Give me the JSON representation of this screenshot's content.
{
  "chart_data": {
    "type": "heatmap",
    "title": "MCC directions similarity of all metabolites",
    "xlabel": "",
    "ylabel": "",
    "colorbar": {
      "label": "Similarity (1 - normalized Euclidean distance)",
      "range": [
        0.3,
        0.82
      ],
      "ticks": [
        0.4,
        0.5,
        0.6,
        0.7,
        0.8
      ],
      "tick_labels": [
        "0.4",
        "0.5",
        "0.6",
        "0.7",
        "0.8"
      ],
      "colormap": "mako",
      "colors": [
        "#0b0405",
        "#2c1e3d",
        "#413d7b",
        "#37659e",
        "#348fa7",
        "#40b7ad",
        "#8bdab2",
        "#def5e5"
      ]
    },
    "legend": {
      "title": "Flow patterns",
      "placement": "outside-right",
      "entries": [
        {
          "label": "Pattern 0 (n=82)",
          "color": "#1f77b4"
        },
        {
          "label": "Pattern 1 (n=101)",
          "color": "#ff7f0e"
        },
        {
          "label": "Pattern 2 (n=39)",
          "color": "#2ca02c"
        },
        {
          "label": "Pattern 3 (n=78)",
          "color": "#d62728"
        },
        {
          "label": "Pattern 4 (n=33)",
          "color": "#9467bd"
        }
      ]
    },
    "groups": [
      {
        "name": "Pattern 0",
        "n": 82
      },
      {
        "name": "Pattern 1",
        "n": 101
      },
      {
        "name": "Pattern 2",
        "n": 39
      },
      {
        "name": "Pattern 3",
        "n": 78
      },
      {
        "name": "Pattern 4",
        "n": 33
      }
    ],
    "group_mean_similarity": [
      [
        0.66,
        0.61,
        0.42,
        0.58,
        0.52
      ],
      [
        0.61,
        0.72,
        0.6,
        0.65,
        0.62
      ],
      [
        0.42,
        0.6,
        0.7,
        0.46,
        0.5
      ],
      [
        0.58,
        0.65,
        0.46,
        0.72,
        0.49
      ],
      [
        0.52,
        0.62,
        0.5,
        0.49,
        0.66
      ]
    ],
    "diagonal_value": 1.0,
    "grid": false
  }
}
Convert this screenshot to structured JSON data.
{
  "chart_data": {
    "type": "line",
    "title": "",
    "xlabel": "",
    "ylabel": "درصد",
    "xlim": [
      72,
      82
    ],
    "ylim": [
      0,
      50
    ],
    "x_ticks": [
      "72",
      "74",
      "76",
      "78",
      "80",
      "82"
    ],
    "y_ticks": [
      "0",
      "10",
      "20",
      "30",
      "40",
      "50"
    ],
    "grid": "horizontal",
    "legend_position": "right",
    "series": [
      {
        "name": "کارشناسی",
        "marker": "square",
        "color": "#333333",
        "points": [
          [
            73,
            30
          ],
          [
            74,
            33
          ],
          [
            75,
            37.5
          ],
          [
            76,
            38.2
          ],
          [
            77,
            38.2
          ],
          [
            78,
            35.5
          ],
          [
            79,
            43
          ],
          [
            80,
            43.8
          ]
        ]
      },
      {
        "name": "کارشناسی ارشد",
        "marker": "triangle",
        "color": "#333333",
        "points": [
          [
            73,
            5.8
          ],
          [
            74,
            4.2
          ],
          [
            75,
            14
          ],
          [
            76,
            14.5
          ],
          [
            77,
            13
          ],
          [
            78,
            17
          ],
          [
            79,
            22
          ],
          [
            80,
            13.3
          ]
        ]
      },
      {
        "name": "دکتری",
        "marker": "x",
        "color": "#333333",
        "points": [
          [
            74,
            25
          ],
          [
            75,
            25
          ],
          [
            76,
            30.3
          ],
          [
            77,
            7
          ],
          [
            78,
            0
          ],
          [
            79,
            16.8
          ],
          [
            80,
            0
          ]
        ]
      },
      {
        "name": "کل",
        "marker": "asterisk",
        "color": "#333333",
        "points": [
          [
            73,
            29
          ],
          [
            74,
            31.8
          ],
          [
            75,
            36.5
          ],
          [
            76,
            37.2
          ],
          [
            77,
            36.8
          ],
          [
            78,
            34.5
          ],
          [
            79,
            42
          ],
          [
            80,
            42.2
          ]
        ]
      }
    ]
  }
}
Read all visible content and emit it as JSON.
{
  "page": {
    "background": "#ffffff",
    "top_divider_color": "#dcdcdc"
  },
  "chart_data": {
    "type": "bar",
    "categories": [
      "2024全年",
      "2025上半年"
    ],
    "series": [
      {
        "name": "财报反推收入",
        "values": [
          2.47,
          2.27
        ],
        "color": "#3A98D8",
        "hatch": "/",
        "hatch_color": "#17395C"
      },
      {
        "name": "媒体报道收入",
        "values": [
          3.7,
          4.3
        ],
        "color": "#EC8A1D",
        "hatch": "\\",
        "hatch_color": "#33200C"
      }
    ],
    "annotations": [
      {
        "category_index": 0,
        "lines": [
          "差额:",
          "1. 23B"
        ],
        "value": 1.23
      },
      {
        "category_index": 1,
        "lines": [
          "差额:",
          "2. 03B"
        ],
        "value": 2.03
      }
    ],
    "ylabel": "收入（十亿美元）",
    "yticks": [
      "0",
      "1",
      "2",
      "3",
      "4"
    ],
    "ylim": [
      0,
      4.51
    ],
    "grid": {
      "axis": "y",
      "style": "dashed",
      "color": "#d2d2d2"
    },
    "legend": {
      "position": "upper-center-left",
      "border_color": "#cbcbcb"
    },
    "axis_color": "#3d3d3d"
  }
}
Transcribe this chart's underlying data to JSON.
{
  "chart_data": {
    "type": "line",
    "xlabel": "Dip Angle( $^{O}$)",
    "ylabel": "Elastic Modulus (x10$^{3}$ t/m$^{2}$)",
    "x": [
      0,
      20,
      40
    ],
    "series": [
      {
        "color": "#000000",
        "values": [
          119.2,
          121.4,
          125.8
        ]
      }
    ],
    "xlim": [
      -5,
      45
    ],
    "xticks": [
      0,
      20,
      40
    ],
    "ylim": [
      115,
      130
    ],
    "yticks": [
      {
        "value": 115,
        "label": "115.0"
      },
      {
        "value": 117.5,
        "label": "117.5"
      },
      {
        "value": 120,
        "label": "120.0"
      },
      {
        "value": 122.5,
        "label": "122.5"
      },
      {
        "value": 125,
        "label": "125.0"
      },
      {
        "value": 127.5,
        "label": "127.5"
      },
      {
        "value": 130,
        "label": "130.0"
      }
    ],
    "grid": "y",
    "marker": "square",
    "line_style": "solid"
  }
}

# # # #

§ YOUR GOAL
Your task is to retype all the records above with nothing left out.

§ THE COMPLETED TASK
Give me the JSON representation of this screenshot's content.
{
  "chart_data": {
    "type": "heatmap",
    "title": "MCC directions similarity of all metabolites",
    "xlabel": "",
    "ylabel": "",
    "colorbar": {
      "label": "Similarity (1 - normalized Euclidean distance)",
      "range": [
        0.3,
        0.82
      ],
      "ticks": [
        0.4,
        0.5,
        0.6,
        0.7,
        0.8
      ],
      "tick_labels": [
        "0.4",
        "0.5",
        "0.6",
        "0.7",
        "0.8"
      ],
      "colormap": "mako",
      "colors": [
        "#0b0405",
        "#2c1e3d",
        "#413d7b",
        "#37659e",
        "#348fa7",
        "#40b7ad",
        "#8bdab2",
        "#def5e5"
      ]
    },
    "legend": {
      "title": "Flow patterns",
      "placement": "outside-right",
      "entries": [
        {
          "label": "Pattern 0 (n=82)",
          "color": "#1f77b4"
        },
        {
          "label": "Pattern 1 (n=101)",
          "color": "#ff7f0e"
        },
        {
          "label": "Pattern 2 (n=39)",
          "color": "#2ca02c"
        },
        {
          "label": "Pattern 3 (n=78)",
          "color": "#d62728"
        },
        {
          "label": "Pattern 4 (n=33)",
          "color": "#9467bd"
        }
      ]
    },
    "groups": [
      {
        "name": "Pattern 0",
        "n": 82
      },
      {
        "name": "Pattern 1",
        "n": 101
      },
      {
        "name": "Pattern 2",
        "n": 39
      },
      {
        "name": "Pattern 3",
        "n": 78
      },
      {
        "name": "Pattern 4",
        "n": 33
      }
    ],
    "group_mean_similarity": [
      [
        0.66,
        0.61,
        0.42,
        0.58,
        0.52
      ],
      [
        0.61,
        0.72,
        0.6,
        0.65,
        0.62
      ],
      [
        0.42,
        0.6,
        0.7,
        0.46,
        0.5
      ],
      [
        0.58,
        0.65,
        0.46,
        0.72,
        0.49
      ],
      [
        0.52,
        0.62,
        0.5,
        0.49,
        0.66
      ]
    ],
    "diagonal_value": 1.0,
    "grid": false
  }
}
Convert this screenshot to structured JSON data.
{
  "chart_data": {
    "type": "line",
    "title": "",
    "xlabel": "",
    "ylabel": "درصد",
    "xlim": [
      72,
      82
    ],
    "ylim": [
      0,
      50
    ],
    "x_ticks": [
      "72",
      "74",
      "76",
      "78",
      "80",
      "82"
    ],
    "y_ticks": [
      "0",
      "10",
      "20",
      "30",
      "40",
      "50"
    ],
    "grid": "horizontal",
    "legend_position": "right",
    "series": [
      {
        "name": "کارشناسی",
        "marker": "square",
        "color": "#333333",
        "points": [
          [
            73,
            30
          ],
          [
            74,
            33
          ],
          [
            75,
            37.5
          ],
          [
            76,
            38.2
          ],
          [
            77,
            38.2
          ],
          [
            78,
            35.5
          ],
          [
            79,
            43
          ],
          [
            80,
            43.8
          ]
        ]
      },
      {
        "name": "کارشناسی ارشد",
        "marker": "triangle",
        "color": "#333333",
        "points": [
          [
            73,
            5.8
          ],
          [
            74,
            4.2
          ],
          [
            75,
            14
          ],
          [
            76,
            14.5
          ],
          [
            77,
            13
          ],
          [
            78,
            17
          ],
          [
            79,
            22
          ],
          [
            80,
            13.3
          ]
        ]
      },
      {
        "name": "دکتری",
        "marker": "x",
        "color": "#333333",
        "points": [
          [
            74,
            25
          ],
          [
            75,
            25
          ],
          [
            76,
            30.3
          ],
          [
            77,
            7
          ],
          [
            78,
            0
          ],
          [
            79,
            16.8
          ],
          [
            80,
            0
          ]
        ]
      },
      {
        "name": "کل",
        "marker": "asterisk",
        "color": "#333333",
        "points": [
          [
            73,
            29
          ],
          [
            74,
            31.8
          ],
          [
            75,
            36.5
          ],
          [
            76,
            37.2
          ],
          [
            77,
            36.8
          ],
          [
            78,
            34.5
          ],
          [
            79,
            42
          ],
          [
            80,
            42.2
          ]
        ]
      }
    ]
  }
}
Read all visible content and emit it as JSON.
{
  "page": {
    "background": "#ffffff",
    "top_divider_color": "#dcdcdc"
  },
  "chart_data": {
    "type": "bar",
    "categories": [
      "2024全年",
      "2025上半年"
    ],
    "series": [
      {
        "name": "财报反推收入",
        "values": [
          2.47,
          2.27
        ],
        "color": "#3A98D8",
        "hatch": "/",
        "hatch_color": "#17395C"
      },
      {
        "name": "媒体报道收入",
        "values": [
          3.7,
          4.3
        ],
        "color": "#EC8A1D",
        "hatch": "\\",
        "hatch_color": "#33200C"
      }
    ],
    "annotations": [
      {
        "category_index": 0,
        "lines": [
          "差额:",
          "1. 23B"
        ],
        "value": 1.23
      },
      {
        "category_index": 1,
        "lines": [
          "差额:",
          "2. 03B"
        ],
        "value": 2.03
      }
    ],
    "ylabel": "收入（十亿美元）",
    "yticks": [
      "0",
      "1",
      "2",
      "3",
      "4"
    ],
    "ylim": [
      0,
      4.51
    ],
    "grid": {
      "axis": "y",
      "style": "dashed",
      "color": "#d2d2d2"
    },
    "legend": {
      "position": "upper-center-left",
      "border_color": "#cbcbcb"
    },
    "axis_color": "#3d3d3d"
  }
}
Transcribe this chart's underlying data to JSON.
{
  "chart_data": {
    "type": "line",
    "xlabel": "Dip Angle( $^{O}$)",
    "ylabel": "Elastic Modulus (x10$^{3}$ t/m$^{2}$)",
    "x": [
      0,
      20,
      40
    ],
    "series": [
      {
        "color": "#000000",
        "values": [
          119.2,
          121.4,
          125.8
        ]
      }
    ],
    "xlim": [
      -5,
      45
    ],
    "xticks": [
      0,
      20,
      40
    ],
    "ylim": [
      115,
      130
    ],
    "yticks": [
      {
        "value": 115,
        "label": "115.0"
      },
      {
        "value": 117.5,
        "label": "117.5"
      },
      {
        "value": 120,
        "label": "120.0"
      },
      {
        "value": 122.5,
        "label": "122.5"
      },
      {
        "value": 125,
        "label": "125.0"
      },
      {
        "value": 127.5,
        "label": "127.5"
      },
      {
        "value": 130,
        "label": "130.0"
      }
    ],
    "grid": "y",
    "marker": "square",
    "line_style": "solid"
  }
}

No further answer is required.